▸ Stated problem:
Your task is to give the listing below back word for word, pictures excluded.

▸ Material for the task:
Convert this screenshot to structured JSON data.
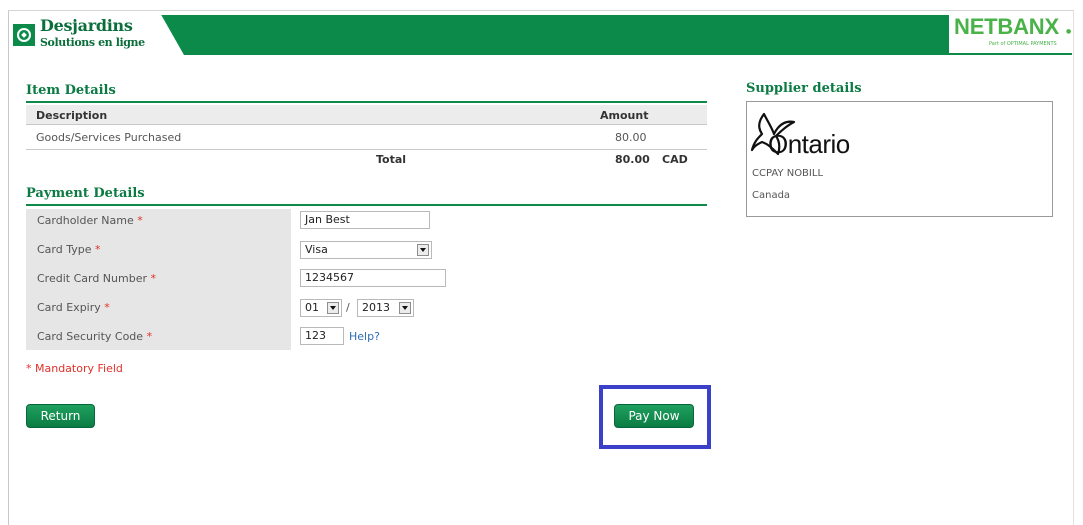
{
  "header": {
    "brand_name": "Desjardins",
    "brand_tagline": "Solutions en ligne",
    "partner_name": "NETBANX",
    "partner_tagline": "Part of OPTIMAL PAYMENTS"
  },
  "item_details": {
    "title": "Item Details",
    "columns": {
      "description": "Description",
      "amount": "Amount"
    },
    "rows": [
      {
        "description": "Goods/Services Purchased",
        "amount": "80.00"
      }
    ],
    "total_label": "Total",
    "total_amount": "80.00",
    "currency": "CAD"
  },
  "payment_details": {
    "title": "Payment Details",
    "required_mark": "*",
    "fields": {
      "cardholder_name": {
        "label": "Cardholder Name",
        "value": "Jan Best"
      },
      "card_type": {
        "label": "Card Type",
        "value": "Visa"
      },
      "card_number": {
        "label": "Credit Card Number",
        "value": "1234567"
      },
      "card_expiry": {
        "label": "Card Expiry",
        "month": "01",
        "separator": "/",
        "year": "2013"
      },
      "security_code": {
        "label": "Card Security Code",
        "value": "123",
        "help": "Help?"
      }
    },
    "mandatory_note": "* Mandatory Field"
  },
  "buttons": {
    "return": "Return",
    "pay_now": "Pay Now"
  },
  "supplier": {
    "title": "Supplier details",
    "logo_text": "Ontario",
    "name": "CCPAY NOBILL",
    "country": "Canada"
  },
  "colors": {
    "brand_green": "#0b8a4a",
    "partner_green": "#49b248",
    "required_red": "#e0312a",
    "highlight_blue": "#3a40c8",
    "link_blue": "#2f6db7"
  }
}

▸ Correct result:
Convert this screenshot to structured JSON data.
{
  "header": {
    "brand_name": "Desjardins",
    "brand_tagline": "Solutions en ligne",
    "partner_name": "NETBANX",
    "partner_tagline": "Part of OPTIMAL PAYMENTS"
  },
  "item_details": {
    "title": "Item Details",
    "columns": {
      "description": "Description",
      "amount": "Amount"
    },
    "rows": [
      {
        "description": "Goods/Services Purchased",
        "amount": "80.00"
      }
    ],
    "total_label": "Total",
    "total_amount": "80.00",
    "currency": "CAD"
  },
  "payment_details": {
    "title": "Payment Details",
    "required_mark": "*",
    "fields": {
      "cardholder_name": {
        "label": "Cardholder Name",
        "value": "Jan Best"
      },
      "card_type": {
        "label": "Card Type",
        "value": "Visa"
      },
      "card_number": {
        "label": "Credit Card Number",
        "value": "1234567"
      },
      "card_expiry": {
        "label": "Card Expiry",
        "month": "01",
        "separator": "/",
        "year": "2013"
      },
      "security_code": {
        "label": "Card Security Code",
        "value": "123",
        "help": "Help?"
      }
    },
    "mandatory_note": "* Mandatory Field"
  },
  "buttons": {
    "return": "Return",
    "pay_now": "Pay Now"
  },
  "supplier": {
    "title": "Supplier details",
    "logo_text": "Ontario",
    "name": "CCPAY NOBILL",
    "country": "Canada"
  },
  "colors": {
    "brand_green": "#0b8a4a",
    "partner_green": "#49b248",
    "required_red": "#e0312a",
    "highlight_blue": "#3a40c8",
    "link_blue": "#2f6db7"
  }
}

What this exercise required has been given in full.